QUESTIONS:
- 1) List the changes that the plan agent might return in the TypeScript refactoring example from the lesson on subagent types.
- 2) Please carry the lesson on subagent types forward from its last sentence.

Module: Agents & Subagents | Lesson: 3 of 4 | Time: ~10 minutes

What You Will Learn

  • What Explore subagents do (read-only research)
  • What Plan subagents do (design before implementing)
  • General-purpose and custom subagent types

Prerequisites

Types of Subagents

Not all subagents are the same. Different types of subagents are suited to different kinds of tasks. Understanding these types helps you know what Claude is doing behind the scenes and lets you create your own custom agents.

Explore Agents (Read-Only Research)

What they do: Explore agents investigate your codebase without making any changes. They are read-only — they can read files, search for patterns, and analyze code, but they cannot edit, write, or run commands.

When they are used: Claude spawns explore agents when it needs to understand something before making changes. For example:

  • Mapping out how a feature works across multiple files
  • Finding all the places a function is called
  • Understanding the project structure before suggesting changes

Why read-only matters: Explore agents are safe to use liberally because they cannot accidentally break anything. They gather information and report back.

Example: You ask "How does the payment system work?" Claude might spawn an explore agent to read through the payment-related files, trace the data flow, and return a summary — all without touching any code.

Plan Agents (Design Before Implementing)

What they do: Plan agents analyze a problem and produce a plan — a list of specific changes that need to be made. They do not implement the changes themselves.

When they are used: Claude uses plan agents for complex tasks where jumping straight to implementation would be risky. The plan agent thinks through the approach and produces a detailed plan that Claude (or you) can review before any code is changed.

The plan-then-implement pattern:

  1. Plan agent analyzes the task and the codebase
  2. Plan agent produces a list of changes needed
  3. You review the plan (and can modify it)
  4. Claude implements the approved plan

Example: You ask "Refactor the user module to use TypeScript." A plan agent might return:

  • Rename user.js to user.ts
  • Add type interfaces for User and UserSettings
  • Update imports in 5 files that reference the user module
  • Add type annotations to 12 functions

You review this plan before Claude makes any changes.

General-Purpose Agents

What they do: General-purpose agents can both read and write. They handle complete subtasks end-to-end, including making changes.

When they are used: When Claude needs to delegate a self-contained piece of work. For example, if you ask Claude to update three unrelated components, it might spawn a general-purpose agent for each one.

Example: You ask "Update the header, footer, and sidebar components to use the new design system." Claude might spawn three agents — one for each component — and each agent handles its component independently.

SUPPLIED INFORMATION:
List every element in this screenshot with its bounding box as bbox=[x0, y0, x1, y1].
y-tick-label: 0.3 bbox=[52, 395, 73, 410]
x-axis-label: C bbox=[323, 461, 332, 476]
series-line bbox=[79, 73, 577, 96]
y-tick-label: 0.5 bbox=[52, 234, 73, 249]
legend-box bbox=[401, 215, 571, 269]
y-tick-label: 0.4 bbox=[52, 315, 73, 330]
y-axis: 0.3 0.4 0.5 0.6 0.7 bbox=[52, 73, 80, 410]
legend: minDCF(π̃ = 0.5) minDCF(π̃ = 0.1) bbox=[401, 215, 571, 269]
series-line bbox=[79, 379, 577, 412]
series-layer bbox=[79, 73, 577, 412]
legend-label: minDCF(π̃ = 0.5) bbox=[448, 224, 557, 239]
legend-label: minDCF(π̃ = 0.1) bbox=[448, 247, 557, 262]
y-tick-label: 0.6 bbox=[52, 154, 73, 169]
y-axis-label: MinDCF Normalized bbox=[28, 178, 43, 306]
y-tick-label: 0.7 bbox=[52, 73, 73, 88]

SOLVED PROBLEMS:
- 1)
- Rename user.js to user.ts
- Add type interfaces for User and UserSettings
- Update imports in 5 files that reference the user module
- Add type annotations to 12 functions

- 2)
Creating Custom Agents

You can create your own specialized agents by adding Markdown files to the .claude/agents/ directory. This works similarly to custom skills but specifically defines an agent's behavior and capabilities.

Setting Up the Directory

mkdir -p .claude/agents

Writing a Custom Agent File

Create a Markdown file that defines what the agent does:

---
title: Security Reviewer
description: Reviews code changes for security vulnerabilities
tools:
- Read
- Grep
- Glob
---

# Security Reviewer Agent

You are a security review agent. When invoked, you should:

1. Read all changed files (check git diff)
2. Look for common security issues:
- SQL injection vulnerabilities
- Cross-site scripting (XSS) risks
- Hardcoded secrets or credentials
- Insecure dependencies
3. For each issue found, report:
- The file and line number
- The type of vulnerability
- A recommended fix
4. If no issues are found, report that the code looks secure.

## Rules
- NEVER modify any files — this is a read-only review
- Check every changed file, not just the obvious ones
- Flag potential issues even if you are not 100% certain

Notice the tools field in the frontmatter — this restricts which tools the agent can use. The Security Reviewer above can only read and search, never edit.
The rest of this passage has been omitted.